Go through each line of the records below and count those with the word "Regulation". Give only the count.
─── Data extract
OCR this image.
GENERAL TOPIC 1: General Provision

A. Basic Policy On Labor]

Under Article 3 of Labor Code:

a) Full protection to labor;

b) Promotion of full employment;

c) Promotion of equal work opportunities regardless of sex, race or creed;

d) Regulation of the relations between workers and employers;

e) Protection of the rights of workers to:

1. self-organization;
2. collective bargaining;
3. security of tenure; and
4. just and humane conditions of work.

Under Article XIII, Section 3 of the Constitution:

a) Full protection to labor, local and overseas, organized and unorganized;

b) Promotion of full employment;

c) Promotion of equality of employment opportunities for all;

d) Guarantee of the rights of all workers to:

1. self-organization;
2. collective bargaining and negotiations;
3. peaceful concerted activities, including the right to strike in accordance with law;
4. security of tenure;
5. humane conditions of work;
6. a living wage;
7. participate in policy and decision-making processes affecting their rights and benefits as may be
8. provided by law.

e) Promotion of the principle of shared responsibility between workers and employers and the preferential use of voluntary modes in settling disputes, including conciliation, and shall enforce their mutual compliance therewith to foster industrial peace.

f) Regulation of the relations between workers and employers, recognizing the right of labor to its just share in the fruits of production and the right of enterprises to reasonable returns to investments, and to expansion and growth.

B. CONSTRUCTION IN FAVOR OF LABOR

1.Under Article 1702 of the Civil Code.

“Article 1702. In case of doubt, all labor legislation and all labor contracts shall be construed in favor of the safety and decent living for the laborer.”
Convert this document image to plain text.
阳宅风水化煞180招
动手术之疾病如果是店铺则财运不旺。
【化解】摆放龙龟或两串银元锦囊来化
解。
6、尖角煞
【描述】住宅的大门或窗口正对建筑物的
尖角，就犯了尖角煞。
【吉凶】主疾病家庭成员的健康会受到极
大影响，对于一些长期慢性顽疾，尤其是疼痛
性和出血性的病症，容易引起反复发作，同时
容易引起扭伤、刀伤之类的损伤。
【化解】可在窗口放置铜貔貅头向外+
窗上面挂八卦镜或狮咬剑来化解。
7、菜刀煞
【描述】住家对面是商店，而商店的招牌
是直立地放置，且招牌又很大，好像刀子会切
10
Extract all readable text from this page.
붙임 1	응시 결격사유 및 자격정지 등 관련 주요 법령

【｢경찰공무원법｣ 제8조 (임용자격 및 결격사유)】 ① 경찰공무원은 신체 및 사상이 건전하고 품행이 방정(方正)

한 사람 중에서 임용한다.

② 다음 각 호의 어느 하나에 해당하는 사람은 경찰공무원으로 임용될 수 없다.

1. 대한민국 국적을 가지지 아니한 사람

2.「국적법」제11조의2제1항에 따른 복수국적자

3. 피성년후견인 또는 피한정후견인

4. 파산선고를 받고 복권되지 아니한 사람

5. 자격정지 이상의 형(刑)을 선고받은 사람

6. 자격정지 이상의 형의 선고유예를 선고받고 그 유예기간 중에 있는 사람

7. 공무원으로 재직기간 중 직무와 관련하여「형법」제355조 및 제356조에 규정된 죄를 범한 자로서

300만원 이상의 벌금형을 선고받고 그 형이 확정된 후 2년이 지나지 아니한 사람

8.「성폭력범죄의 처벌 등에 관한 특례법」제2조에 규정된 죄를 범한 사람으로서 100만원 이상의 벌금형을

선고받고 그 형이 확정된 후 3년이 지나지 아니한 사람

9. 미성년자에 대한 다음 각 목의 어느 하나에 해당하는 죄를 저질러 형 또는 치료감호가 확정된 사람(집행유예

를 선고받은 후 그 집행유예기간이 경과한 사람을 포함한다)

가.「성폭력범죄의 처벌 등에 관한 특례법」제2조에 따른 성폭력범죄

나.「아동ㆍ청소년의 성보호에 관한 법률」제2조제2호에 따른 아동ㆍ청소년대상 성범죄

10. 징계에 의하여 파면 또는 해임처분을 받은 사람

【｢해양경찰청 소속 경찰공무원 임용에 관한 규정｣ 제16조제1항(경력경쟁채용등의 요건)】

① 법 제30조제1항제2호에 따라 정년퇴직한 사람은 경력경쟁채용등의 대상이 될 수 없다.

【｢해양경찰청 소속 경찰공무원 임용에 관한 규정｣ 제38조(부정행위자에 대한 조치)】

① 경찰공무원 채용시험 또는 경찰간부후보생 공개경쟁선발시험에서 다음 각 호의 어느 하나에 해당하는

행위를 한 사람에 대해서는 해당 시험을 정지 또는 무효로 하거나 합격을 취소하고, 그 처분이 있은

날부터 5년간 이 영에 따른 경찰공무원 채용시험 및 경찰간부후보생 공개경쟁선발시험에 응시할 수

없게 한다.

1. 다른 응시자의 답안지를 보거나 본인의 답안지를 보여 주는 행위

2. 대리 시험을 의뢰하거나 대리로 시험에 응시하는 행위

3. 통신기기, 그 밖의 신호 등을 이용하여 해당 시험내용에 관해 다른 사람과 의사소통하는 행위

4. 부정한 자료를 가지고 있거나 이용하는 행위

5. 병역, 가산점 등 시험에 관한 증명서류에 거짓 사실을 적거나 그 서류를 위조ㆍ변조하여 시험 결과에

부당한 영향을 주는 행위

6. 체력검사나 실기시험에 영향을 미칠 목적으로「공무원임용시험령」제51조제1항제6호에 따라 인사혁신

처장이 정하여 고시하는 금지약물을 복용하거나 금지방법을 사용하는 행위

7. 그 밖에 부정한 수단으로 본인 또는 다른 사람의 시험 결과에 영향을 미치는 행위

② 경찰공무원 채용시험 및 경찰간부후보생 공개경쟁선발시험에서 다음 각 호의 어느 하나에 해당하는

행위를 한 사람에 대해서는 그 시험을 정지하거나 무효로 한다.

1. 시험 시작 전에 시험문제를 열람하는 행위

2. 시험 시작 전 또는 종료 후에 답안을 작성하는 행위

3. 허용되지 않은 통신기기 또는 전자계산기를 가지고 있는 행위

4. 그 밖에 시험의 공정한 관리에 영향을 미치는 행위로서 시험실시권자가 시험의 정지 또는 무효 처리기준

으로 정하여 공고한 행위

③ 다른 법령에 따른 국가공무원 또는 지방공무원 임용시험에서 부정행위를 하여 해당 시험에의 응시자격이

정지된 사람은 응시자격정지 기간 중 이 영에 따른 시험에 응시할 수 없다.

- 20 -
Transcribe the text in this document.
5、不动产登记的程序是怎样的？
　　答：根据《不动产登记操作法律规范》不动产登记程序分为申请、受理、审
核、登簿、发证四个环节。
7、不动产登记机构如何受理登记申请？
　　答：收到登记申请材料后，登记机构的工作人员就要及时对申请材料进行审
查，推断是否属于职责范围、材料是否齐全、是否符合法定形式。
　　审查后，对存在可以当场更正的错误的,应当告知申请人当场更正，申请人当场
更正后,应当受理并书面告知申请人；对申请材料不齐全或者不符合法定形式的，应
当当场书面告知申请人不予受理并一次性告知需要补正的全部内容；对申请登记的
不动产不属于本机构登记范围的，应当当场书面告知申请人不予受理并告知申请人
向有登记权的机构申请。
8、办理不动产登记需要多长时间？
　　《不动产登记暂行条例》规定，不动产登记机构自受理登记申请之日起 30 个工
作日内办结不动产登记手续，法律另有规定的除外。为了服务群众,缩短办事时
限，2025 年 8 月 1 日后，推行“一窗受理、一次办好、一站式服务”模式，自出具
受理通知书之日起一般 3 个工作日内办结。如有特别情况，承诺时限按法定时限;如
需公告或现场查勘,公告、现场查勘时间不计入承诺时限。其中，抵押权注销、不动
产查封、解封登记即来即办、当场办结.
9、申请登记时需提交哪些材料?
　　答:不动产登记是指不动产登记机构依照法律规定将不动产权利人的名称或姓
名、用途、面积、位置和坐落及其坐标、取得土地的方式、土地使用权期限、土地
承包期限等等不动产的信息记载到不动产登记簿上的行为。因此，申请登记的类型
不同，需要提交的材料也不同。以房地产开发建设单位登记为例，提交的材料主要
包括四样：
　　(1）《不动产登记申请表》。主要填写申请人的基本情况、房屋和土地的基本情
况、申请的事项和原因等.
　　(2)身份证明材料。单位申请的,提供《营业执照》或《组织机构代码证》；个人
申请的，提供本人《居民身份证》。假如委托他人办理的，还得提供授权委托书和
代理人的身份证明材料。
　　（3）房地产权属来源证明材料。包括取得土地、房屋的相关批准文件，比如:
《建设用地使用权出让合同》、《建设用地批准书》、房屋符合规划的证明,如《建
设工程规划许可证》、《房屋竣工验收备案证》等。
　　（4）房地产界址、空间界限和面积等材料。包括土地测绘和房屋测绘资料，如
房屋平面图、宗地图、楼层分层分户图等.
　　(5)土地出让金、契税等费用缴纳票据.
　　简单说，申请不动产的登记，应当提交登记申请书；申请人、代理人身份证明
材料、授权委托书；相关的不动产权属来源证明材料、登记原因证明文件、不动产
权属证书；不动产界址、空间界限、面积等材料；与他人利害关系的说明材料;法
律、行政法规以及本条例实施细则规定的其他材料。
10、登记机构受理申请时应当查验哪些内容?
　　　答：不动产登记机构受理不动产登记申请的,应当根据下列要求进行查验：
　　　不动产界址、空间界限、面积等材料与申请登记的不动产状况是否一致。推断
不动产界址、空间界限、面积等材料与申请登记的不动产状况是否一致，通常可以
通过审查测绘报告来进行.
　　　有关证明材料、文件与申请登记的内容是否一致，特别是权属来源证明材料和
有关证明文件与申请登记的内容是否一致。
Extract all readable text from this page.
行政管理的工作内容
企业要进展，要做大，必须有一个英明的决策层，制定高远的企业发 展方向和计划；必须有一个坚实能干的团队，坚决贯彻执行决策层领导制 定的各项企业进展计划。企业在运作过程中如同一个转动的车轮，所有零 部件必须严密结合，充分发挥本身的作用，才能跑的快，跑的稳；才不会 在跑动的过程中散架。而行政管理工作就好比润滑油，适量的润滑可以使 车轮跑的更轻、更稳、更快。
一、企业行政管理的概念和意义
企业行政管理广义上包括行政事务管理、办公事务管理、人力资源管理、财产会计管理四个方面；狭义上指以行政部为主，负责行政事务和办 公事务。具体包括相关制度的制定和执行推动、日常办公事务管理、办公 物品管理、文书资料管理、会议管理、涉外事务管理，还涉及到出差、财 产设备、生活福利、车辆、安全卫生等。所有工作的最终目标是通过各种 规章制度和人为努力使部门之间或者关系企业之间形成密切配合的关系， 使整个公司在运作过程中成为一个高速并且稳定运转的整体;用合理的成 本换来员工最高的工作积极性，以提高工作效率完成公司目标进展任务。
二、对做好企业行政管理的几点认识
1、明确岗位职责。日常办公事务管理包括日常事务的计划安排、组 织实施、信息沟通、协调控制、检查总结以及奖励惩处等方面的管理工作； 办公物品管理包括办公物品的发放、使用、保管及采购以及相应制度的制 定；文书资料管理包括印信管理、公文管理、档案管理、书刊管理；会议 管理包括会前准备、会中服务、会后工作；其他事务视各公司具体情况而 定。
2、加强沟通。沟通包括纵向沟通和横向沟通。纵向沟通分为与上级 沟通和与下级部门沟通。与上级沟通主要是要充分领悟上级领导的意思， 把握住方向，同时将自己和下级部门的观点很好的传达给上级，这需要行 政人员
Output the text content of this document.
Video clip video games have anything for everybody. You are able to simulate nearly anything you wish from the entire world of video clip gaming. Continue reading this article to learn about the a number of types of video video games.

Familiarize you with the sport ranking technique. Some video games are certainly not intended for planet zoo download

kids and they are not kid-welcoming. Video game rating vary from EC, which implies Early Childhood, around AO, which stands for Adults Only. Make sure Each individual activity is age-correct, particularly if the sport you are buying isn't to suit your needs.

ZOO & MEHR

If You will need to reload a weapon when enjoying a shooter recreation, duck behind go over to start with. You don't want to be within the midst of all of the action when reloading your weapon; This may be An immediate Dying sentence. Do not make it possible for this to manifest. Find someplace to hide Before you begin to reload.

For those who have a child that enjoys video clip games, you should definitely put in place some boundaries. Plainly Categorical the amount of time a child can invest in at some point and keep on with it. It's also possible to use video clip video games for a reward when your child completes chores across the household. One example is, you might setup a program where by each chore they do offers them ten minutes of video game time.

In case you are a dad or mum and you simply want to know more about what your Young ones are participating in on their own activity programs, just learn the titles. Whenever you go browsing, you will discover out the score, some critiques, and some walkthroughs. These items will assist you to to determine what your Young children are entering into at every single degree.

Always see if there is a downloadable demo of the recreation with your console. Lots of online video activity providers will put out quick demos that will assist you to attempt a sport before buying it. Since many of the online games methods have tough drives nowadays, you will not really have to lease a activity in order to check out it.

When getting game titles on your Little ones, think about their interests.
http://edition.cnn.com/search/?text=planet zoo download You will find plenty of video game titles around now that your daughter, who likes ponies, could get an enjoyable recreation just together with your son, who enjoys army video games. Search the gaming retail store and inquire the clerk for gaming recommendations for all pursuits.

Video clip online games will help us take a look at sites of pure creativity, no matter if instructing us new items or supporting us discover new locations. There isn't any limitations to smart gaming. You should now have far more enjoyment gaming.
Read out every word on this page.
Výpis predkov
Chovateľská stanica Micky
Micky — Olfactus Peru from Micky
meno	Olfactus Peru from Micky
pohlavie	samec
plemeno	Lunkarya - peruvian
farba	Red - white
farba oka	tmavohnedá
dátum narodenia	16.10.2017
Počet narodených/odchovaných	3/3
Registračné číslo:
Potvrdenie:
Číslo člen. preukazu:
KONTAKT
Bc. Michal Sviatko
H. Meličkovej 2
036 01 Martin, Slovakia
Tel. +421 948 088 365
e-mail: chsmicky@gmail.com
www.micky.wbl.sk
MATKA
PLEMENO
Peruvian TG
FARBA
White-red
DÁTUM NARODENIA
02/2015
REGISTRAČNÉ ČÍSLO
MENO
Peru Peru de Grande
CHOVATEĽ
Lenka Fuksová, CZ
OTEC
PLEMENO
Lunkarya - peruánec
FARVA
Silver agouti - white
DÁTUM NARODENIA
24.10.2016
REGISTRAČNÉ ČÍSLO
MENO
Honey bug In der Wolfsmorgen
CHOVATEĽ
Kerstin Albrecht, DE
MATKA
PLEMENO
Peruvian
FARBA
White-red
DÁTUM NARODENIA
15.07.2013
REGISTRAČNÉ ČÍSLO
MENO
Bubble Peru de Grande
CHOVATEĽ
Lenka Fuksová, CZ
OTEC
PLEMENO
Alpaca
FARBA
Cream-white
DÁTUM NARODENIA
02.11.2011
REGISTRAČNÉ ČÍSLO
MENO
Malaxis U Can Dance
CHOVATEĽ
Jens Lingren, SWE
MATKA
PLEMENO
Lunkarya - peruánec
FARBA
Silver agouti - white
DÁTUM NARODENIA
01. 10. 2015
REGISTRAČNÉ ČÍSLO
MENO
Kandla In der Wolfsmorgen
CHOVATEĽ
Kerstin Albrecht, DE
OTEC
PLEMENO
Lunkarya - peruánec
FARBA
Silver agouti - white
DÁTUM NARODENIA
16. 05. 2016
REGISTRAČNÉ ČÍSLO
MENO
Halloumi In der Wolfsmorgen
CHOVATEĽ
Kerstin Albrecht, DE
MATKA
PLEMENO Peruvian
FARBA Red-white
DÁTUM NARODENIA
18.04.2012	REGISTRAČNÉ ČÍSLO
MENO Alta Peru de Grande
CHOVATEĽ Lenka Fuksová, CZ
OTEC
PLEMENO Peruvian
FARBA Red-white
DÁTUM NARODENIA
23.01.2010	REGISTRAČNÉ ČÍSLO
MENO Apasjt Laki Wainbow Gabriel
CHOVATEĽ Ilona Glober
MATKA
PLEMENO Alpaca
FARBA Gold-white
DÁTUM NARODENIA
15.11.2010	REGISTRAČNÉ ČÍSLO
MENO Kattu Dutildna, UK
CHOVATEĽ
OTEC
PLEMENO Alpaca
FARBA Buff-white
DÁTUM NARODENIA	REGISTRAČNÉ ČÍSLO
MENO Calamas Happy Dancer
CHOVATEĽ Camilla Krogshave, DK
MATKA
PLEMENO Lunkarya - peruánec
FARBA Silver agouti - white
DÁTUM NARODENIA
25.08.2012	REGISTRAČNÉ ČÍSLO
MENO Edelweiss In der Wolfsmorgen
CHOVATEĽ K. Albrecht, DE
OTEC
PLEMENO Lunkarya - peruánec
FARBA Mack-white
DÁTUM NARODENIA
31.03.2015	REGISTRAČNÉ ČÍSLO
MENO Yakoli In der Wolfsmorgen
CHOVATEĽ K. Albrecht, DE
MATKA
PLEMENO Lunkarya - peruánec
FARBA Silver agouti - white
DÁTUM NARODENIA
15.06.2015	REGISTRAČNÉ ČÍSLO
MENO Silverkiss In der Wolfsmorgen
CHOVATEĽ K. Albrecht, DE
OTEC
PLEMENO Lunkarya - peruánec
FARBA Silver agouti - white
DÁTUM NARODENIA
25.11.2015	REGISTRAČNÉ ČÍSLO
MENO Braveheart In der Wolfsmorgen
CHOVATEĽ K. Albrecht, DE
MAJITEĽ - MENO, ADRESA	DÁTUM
──────
◆ **Task output**: 2